EXERCISE DETAILS
Transcribe the data in full and exactly, omitting any pictures.
═════ MATERIAL
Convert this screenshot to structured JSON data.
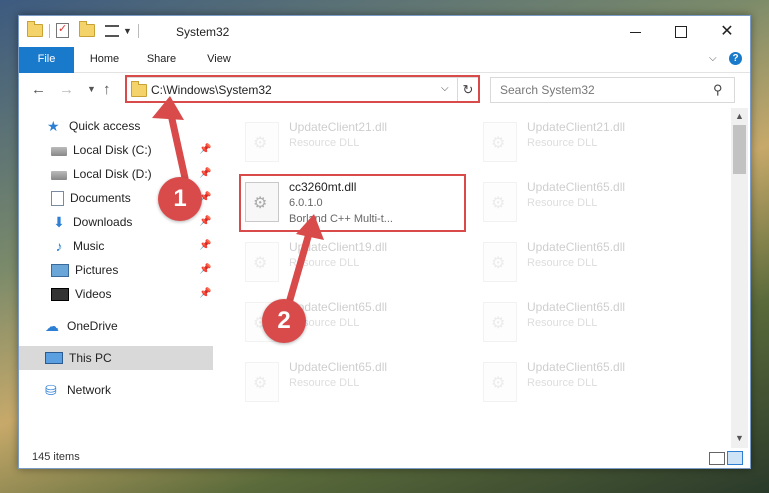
{
  "window": {
    "title": "System32",
    "min_icon": "minimize-icon",
    "max_icon": "maximize-icon",
    "close_glyph": "✕"
  },
  "ribbon": {
    "tabs": [
      {
        "label": "File"
      },
      {
        "label": "Home"
      },
      {
        "label": "Share"
      },
      {
        "label": "View"
      }
    ],
    "help_glyph": "?"
  },
  "navigation": {
    "address": "C:\\Windows\\System32",
    "search_placeholder": "Search System32"
  },
  "sidebar": {
    "items": [
      {
        "label": "Quick access",
        "icon": "star-icon"
      },
      {
        "label": "Local Disk (C:)",
        "icon": "disk-icon",
        "pinned": true
      },
      {
        "label": "Local Disk (D:)",
        "icon": "disk-icon",
        "pinned": true
      },
      {
        "label": "Documents",
        "icon": "documents-icon",
        "pinned": true
      },
      {
        "label": "Downloads",
        "icon": "download-icon",
        "pinned": true
      },
      {
        "label": "Music",
        "icon": "music-icon",
        "pinned": true
      },
      {
        "label": "Pictures",
        "icon": "pictures-icon",
        "pinned": true
      },
      {
        "label": "Videos",
        "icon": "videos-icon",
        "pinned": true
      },
      {
        "label": "OneDrive",
        "icon": "cloud-icon"
      },
      {
        "label": "This PC",
        "icon": "computer-icon",
        "selected": true
      },
      {
        "label": "Network",
        "icon": "network-icon"
      }
    ]
  },
  "files": [
    {
      "name": "UpdateClient21.dll",
      "type": "Resource DLL"
    },
    {
      "name": "UpdateClient21.dll",
      "type": "Resource DLL"
    },
    {
      "name": "cc3260mt.dll",
      "version": "6.0.1.0",
      "description": "Borland C++ Multi-t..."
    },
    {
      "name": "UpdateClient65.dll",
      "type": "Resource DLL"
    },
    {
      "name": "UpdateClient19.dll",
      "type": "Resource DLL"
    },
    {
      "name": "UpdateClient65.dll",
      "type": "Resource DLL"
    },
    {
      "name": "UpdateClient65.dll",
      "type": "Resource DLL"
    },
    {
      "name": "UpdateClient65.dll",
      "type": "Resource DLL"
    },
    {
      "name": "UpdateClient65.dll",
      "type": "Resource DLL"
    },
    {
      "name": "UpdateClient65.dll",
      "type": "Resource DLL"
    }
  ],
  "status": {
    "item_count": "145 items"
  },
  "annotations": {
    "step1": "1",
    "step2": "2",
    "highlight_color": "#d94a4a"
  },
  "colors": {
    "accent": "#1979ca",
    "selection": "#d9d9d9"
  }
}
══════════
ANSWER IN FULL
Convert this screenshot to structured JSON data.
{
  "window": {
    "title": "System32",
    "min_icon": "minimize-icon",
    "max_icon": "maximize-icon",
    "close_glyph": "✕"
  },
  "ribbon": {
    "tabs": [
      {
        "label": "File"
      },
      {
        "label": "Home"
      },
      {
        "label": "Share"
      },
      {
        "label": "View"
      }
    ],
    "help_glyph": "?"
  },
  "navigation": {
    "address": "C:\\Windows\\System32",
    "search_placeholder": "Search System32"
  },
  "sidebar": {
    "items": [
      {
        "label": "Quick access",
        "icon": "star-icon"
      },
      {
        "label": "Local Disk (C:)",
        "icon": "disk-icon",
        "pinned": true
      },
      {
        "label": "Local Disk (D:)",
        "icon": "disk-icon",
        "pinned": true
      },
      {
        "label": "Documents",
        "icon": "documents-icon",
        "pinned": true
      },
      {
        "label": "Downloads",
        "icon": "download-icon",
        "pinned": true
      },
      {
        "label": "Music",
        "icon": "music-icon",
        "pinned": true
      },
      {
        "label": "Pictures",
        "icon": "pictures-icon",
        "pinned": true
      },
      {
        "label": "Videos",
        "icon": "videos-icon",
        "pinned": true
      },
      {
        "label": "OneDrive",
        "icon": "cloud-icon"
      },
      {
        "label": "This PC",
        "icon": "computer-icon",
        "selected": true
      },
      {
        "label": "Network",
        "icon": "network-icon"
      }
    ]
  },
  "files": [
    {
      "name": "UpdateClient21.dll",
      "type": "Resource DLL"
    },
    {
      "name": "UpdateClient21.dll",
      "type": "Resource DLL"
    },
    {
      "name": "cc3260mt.dll",
      "version": "6.0.1.0",
      "description": "Borland C++ Multi-t..."
    },
    {
      "name": "UpdateClient65.dll",
      "type": "Resource DLL"
    },
    {
      "name": "UpdateClient19.dll",
      "type": "Resource DLL"
    },
    {
      "name": "UpdateClient65.dll",
      "type": "Resource DLL"
    },
    {
      "name": "UpdateClient65.dll",
      "type": "Resource DLL"
    },
    {
      "name": "UpdateClient65.dll",
      "type": "Resource DLL"
    },
    {
      "name": "UpdateClient65.dll",
      "type": "Resource DLL"
    },
    {
      "name": "UpdateClient65.dll",
      "type": "Resource DLL"
    }
  ],
  "status": {
    "item_count": "145 items"
  },
  "annotations": {
    "step1": "1",
    "step2": "2",
    "highlight_color": "#d94a4a"
  },
  "colors": {
    "accent": "#1979ca",
    "selection": "#d9d9d9"
  }
}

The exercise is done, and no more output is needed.